_What is expected_
In the listing below, locate the lines that hold "Intensity" and copy them.

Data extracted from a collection
<<<<
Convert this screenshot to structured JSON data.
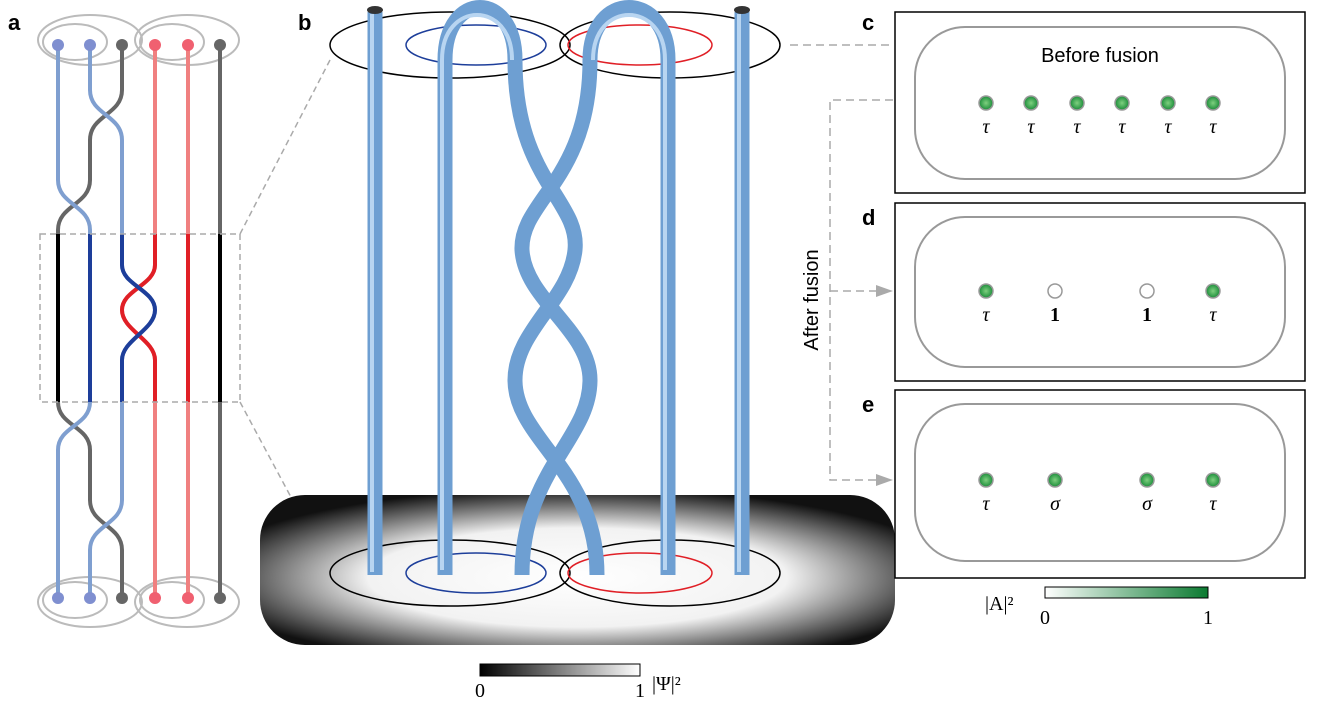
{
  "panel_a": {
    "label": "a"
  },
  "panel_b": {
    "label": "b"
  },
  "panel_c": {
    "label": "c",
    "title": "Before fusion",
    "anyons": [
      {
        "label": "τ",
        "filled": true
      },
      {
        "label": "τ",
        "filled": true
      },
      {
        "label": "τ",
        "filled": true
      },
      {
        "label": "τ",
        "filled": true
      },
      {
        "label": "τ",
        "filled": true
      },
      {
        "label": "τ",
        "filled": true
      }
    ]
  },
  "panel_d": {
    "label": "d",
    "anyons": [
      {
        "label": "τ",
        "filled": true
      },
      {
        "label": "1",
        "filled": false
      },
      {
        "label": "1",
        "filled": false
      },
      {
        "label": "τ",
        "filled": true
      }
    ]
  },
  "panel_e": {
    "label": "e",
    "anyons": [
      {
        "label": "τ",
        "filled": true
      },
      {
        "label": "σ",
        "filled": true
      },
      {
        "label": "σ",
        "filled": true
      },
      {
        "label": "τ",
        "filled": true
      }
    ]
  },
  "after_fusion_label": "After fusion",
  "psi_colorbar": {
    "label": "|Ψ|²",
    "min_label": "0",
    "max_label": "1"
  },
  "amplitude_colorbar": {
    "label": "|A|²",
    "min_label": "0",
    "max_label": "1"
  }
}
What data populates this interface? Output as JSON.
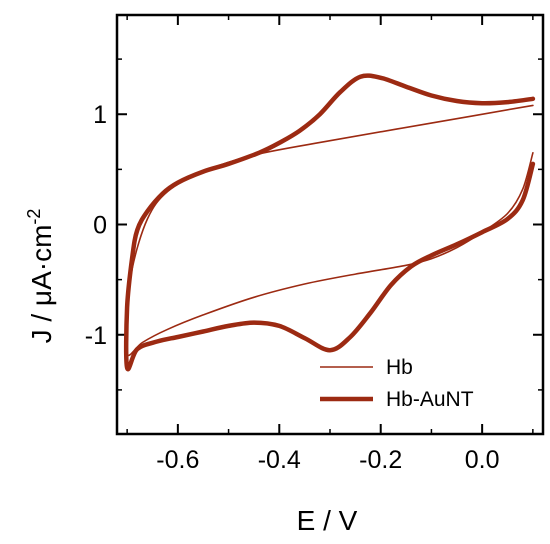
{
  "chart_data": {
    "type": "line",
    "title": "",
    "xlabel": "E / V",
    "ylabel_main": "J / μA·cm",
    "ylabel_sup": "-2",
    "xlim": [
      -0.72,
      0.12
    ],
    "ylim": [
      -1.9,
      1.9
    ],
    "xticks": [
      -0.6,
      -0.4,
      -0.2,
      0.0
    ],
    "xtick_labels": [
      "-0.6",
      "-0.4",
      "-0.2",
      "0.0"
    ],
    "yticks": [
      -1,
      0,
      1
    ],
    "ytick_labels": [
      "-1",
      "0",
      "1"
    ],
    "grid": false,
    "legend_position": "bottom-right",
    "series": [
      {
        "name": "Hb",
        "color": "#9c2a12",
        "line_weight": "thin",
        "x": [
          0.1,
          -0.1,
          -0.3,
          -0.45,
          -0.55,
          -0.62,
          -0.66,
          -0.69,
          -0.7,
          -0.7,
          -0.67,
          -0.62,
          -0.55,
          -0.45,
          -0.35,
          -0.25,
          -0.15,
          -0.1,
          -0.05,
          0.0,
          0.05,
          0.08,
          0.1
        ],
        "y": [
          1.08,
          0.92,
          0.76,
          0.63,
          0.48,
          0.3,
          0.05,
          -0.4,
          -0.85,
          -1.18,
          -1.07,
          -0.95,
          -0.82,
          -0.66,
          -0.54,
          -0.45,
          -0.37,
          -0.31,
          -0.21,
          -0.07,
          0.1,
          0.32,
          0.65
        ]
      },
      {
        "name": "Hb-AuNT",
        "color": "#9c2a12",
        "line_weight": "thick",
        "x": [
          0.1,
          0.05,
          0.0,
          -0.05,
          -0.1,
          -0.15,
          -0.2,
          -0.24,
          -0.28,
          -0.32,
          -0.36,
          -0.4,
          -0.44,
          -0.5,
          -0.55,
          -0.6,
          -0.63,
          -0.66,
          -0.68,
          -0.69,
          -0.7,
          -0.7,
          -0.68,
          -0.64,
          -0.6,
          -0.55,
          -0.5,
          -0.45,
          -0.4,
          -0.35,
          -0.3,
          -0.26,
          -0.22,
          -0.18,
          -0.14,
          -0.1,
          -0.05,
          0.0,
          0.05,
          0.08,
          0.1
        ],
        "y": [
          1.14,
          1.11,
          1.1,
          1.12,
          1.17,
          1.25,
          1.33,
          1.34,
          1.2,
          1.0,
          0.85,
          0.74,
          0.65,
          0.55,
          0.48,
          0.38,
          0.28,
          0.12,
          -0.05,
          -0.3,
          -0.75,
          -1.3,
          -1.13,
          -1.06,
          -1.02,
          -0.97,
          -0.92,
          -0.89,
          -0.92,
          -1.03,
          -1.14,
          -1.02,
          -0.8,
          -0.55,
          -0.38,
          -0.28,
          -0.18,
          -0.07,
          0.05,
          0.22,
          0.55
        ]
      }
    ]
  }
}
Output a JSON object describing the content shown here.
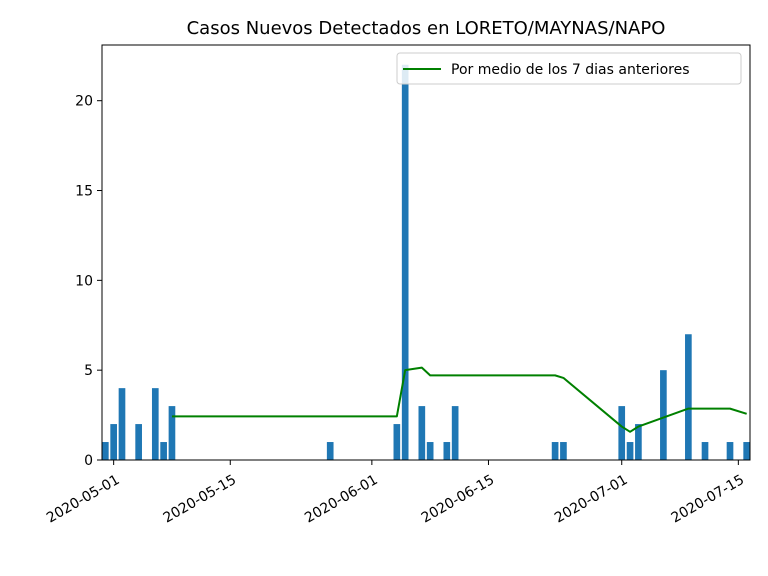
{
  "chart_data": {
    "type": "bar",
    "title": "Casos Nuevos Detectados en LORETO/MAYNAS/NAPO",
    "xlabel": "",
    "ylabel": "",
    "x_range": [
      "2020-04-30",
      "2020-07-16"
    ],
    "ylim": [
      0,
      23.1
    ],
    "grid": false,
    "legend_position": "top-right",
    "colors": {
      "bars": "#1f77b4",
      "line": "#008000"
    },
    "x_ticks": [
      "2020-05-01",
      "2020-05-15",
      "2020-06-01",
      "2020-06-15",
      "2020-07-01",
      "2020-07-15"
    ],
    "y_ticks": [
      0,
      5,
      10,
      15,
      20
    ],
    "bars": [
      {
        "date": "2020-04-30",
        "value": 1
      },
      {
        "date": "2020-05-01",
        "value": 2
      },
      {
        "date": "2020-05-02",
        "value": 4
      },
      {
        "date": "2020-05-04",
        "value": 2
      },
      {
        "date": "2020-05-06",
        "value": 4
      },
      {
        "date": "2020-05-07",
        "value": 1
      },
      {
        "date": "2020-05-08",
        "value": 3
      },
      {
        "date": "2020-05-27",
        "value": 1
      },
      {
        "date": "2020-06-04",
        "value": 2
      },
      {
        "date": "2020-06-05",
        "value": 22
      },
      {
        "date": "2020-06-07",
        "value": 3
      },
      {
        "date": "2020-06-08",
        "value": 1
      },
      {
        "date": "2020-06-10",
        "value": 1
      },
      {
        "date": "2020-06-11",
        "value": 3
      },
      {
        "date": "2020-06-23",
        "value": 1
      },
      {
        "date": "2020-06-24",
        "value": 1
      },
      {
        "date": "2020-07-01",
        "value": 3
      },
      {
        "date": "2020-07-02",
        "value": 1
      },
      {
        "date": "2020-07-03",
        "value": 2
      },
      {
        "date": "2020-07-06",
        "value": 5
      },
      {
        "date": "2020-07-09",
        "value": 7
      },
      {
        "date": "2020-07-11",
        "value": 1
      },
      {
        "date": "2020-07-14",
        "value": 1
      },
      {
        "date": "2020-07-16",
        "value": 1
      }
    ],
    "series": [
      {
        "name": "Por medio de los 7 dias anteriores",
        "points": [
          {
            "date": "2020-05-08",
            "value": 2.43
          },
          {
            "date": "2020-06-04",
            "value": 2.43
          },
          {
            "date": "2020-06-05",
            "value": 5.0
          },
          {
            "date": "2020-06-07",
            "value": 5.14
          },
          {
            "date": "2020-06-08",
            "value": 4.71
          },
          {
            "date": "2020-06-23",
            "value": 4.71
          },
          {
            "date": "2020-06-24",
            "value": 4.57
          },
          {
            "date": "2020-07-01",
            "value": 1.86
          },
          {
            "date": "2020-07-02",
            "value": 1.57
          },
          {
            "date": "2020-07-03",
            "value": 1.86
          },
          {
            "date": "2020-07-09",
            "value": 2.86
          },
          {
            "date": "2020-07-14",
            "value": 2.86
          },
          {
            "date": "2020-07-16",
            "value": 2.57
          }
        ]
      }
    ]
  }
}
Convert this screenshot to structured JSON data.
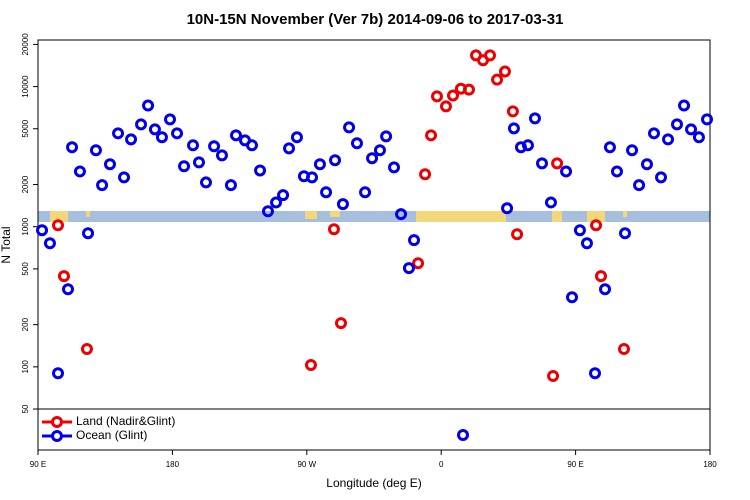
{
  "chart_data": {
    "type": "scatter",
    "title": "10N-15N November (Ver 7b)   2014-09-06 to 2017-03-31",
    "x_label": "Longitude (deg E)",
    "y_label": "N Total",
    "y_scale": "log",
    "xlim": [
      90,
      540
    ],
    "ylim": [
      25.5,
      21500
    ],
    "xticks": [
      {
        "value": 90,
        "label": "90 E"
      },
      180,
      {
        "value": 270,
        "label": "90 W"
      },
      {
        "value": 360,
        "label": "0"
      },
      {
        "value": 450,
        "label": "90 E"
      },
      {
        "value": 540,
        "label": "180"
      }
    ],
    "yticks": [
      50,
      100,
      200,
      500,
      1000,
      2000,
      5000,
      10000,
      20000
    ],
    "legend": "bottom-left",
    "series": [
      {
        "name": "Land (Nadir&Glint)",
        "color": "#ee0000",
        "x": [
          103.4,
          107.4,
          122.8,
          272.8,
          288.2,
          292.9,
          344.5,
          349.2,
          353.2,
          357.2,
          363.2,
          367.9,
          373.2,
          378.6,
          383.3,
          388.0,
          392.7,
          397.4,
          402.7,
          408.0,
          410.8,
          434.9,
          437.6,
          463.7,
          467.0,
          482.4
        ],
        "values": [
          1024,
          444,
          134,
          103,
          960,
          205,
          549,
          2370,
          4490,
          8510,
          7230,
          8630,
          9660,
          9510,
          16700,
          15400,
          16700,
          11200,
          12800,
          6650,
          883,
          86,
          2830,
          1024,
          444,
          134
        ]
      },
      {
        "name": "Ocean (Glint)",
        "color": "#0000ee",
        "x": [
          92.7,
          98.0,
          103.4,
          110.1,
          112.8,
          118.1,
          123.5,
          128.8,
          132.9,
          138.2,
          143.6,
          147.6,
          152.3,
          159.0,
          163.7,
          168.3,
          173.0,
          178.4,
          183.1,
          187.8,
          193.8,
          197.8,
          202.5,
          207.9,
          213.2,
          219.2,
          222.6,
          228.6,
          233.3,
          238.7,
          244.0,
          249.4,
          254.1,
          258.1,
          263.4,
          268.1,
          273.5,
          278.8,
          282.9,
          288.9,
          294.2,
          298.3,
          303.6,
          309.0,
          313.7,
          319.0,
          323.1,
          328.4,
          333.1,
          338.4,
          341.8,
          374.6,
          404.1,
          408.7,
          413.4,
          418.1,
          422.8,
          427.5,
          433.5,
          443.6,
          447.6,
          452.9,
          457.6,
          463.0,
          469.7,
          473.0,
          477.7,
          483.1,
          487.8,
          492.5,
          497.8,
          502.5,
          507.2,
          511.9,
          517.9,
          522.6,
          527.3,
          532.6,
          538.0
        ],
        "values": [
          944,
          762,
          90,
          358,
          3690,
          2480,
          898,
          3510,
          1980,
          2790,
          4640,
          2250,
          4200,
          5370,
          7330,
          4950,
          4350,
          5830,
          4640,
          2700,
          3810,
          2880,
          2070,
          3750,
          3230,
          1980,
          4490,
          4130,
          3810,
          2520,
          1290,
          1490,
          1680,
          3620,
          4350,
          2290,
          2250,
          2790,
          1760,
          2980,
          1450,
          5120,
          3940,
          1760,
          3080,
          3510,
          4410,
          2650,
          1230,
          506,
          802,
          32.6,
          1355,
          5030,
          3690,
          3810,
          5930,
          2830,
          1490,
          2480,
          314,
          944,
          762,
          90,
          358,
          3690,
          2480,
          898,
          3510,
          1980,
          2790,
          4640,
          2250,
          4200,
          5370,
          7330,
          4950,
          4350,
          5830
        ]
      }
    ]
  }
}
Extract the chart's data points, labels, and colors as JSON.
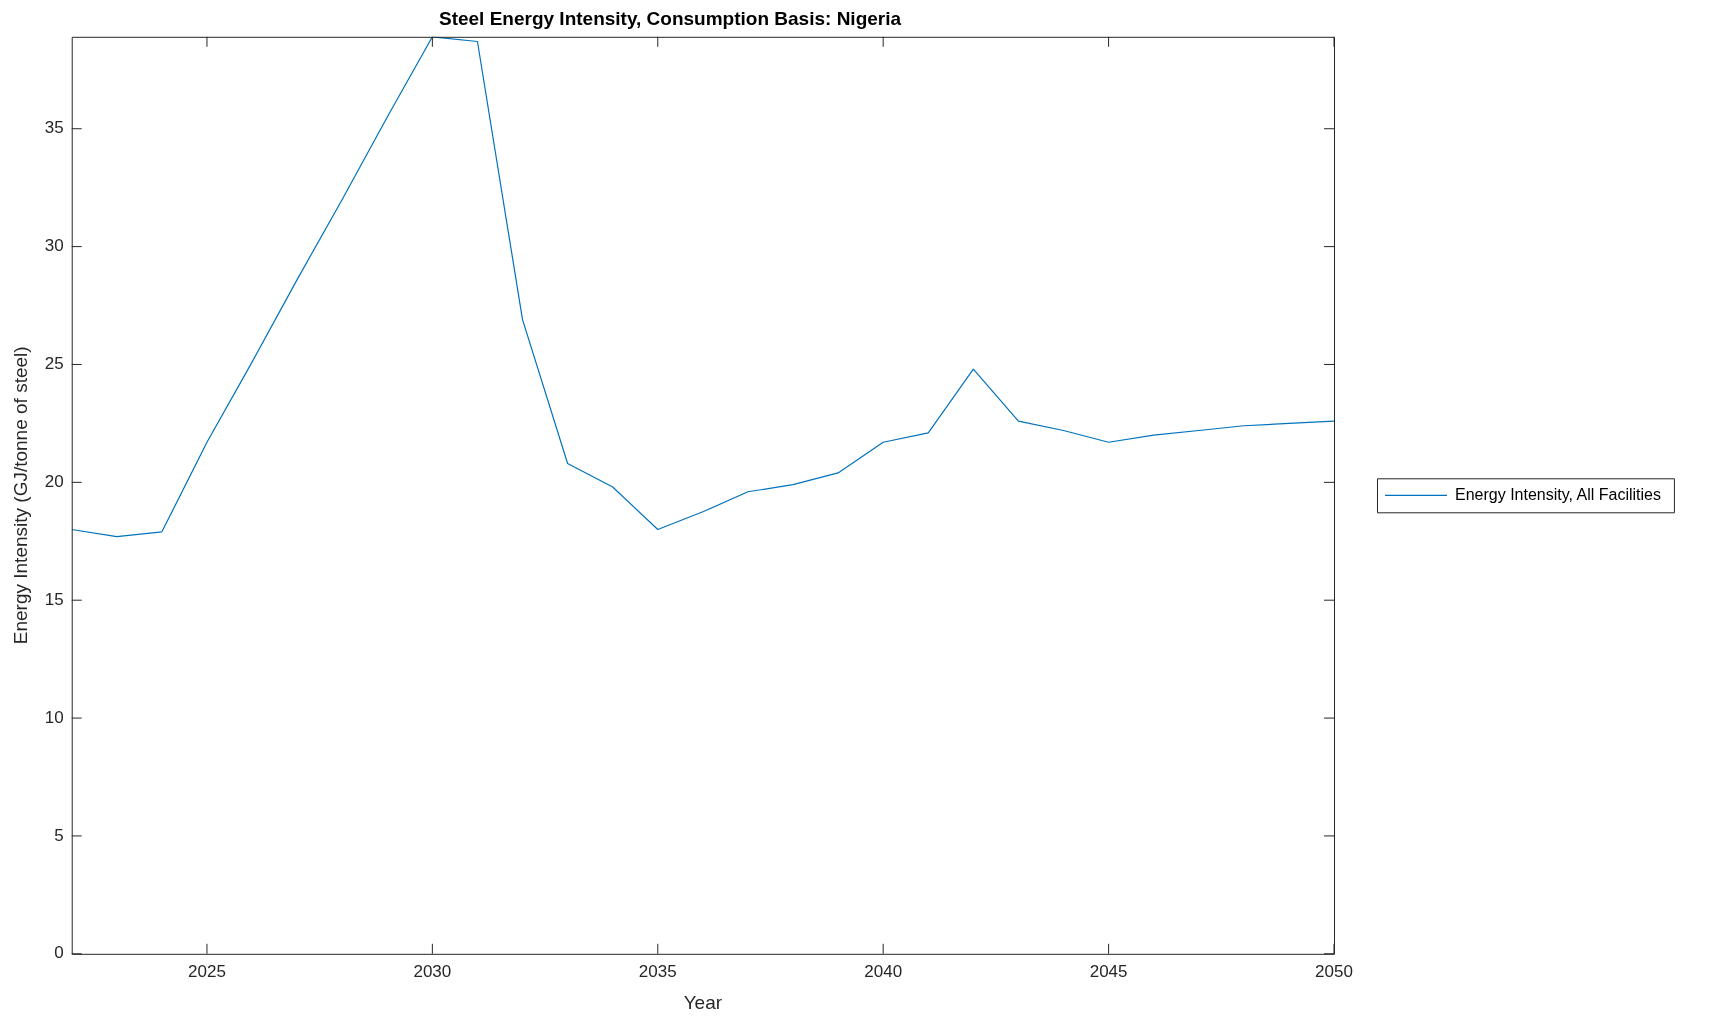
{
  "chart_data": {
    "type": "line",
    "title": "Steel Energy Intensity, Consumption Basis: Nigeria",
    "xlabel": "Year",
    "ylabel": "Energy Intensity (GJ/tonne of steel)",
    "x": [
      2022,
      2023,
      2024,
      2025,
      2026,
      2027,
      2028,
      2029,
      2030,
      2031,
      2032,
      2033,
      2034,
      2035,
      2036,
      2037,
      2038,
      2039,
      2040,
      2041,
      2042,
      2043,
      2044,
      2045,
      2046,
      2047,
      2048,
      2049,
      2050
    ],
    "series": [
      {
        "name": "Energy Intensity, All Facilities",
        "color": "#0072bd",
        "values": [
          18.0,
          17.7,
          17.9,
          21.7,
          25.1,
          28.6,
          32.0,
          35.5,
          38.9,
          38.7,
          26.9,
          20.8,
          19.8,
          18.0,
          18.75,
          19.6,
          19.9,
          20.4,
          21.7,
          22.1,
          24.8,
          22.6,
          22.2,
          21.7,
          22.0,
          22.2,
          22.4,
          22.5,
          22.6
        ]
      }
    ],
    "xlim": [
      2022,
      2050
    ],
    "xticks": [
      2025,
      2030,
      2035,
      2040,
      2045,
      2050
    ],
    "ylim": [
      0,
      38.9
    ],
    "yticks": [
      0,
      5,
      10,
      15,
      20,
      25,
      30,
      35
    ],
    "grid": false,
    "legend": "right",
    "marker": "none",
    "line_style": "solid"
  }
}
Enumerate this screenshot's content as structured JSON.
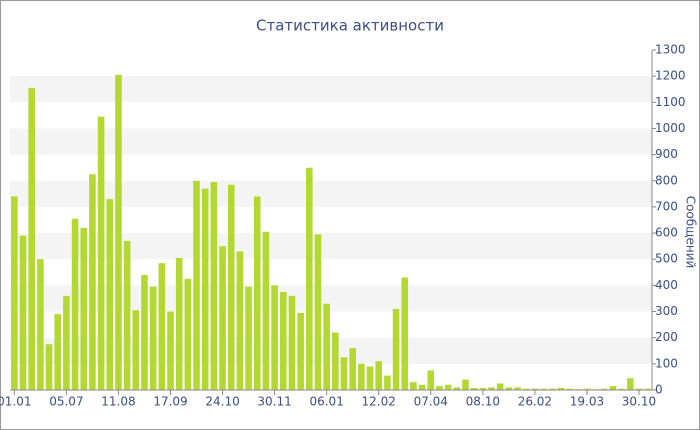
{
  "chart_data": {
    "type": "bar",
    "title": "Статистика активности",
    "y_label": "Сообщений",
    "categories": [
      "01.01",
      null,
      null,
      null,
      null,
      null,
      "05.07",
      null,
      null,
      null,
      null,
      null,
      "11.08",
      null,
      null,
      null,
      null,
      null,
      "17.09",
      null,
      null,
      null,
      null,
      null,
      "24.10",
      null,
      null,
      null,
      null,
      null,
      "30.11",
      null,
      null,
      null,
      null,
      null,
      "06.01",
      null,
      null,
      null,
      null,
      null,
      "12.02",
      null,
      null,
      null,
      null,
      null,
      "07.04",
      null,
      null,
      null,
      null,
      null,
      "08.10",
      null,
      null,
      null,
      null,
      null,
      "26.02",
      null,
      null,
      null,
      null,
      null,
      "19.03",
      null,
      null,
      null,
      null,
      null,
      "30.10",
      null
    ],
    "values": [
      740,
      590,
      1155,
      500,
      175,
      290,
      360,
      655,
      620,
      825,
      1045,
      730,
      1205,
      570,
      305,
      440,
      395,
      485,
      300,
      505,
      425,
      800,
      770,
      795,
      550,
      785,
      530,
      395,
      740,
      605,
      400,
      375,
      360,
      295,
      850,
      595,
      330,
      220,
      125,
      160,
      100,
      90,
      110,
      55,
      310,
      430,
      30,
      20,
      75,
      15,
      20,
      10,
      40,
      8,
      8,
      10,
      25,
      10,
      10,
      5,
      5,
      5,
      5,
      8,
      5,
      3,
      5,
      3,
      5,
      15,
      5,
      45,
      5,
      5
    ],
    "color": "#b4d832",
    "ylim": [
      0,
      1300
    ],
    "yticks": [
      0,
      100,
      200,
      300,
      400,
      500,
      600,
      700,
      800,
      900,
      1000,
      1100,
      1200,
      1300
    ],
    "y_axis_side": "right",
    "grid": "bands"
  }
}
>>>>
_The answer_
    "title": "Steel Energy Intensity, Consumption Basis: Nigeria",
    "ylabel": "Energy Intensity (GJ/tonne of steel)",
        "name": "Energy Intensity, All Facilities",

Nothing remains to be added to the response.